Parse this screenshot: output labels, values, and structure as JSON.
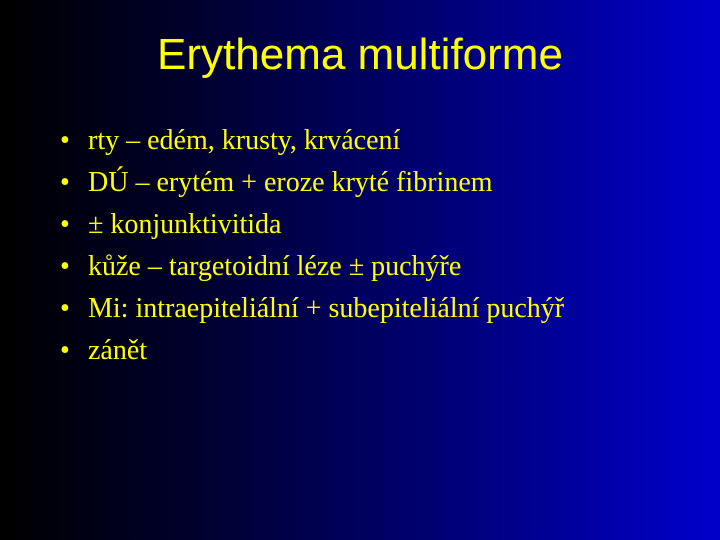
{
  "slide": {
    "title": "Erythema multiforme",
    "title_color": "#ffff00",
    "title_fontsize": 44,
    "text_color": "#ffff00",
    "text_fontsize": 28,
    "background_gradient": {
      "direction": "to right",
      "stops": [
        "#000000",
        "#000033",
        "#000088",
        "#0000cc"
      ]
    },
    "bullets": [
      "rty – edém, krusty, krvácení",
      "DÚ – erytém + eroze kryté fibrinem",
      "± konjunktivitida",
      "kůže – targetoidní léze ± puchýře",
      "Mi: intraepiteliální + subepiteliální puchýř",
      "zánět"
    ],
    "bullet_marker": "•"
  }
}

DIRECTIONS: Output an exact copy of the material, with the pictures removed.

REPLY TO THE TASK:
Parse this screenshot: output labels, values, and structure as JSON.
{
  "slide": {
    "title": "Erythema multiforme",
    "title_color": "#ffff00",
    "title_fontsize": 44,
    "text_color": "#ffff00",
    "text_fontsize": 28,
    "background_gradient": {
      "direction": "to right",
      "stops": [
        "#000000",
        "#000033",
        "#000088",
        "#0000cc"
      ]
    },
    "bullets": [
      "rty – edém, krusty, krvácení",
      "DÚ – erytém + eroze kryté fibrinem",
      "± konjunktivitida",
      "kůže – targetoidní léze ± puchýře",
      "Mi: intraepiteliální + subepiteliální puchýř",
      "zánět"
    ],
    "bullet_marker": "•"
  }
}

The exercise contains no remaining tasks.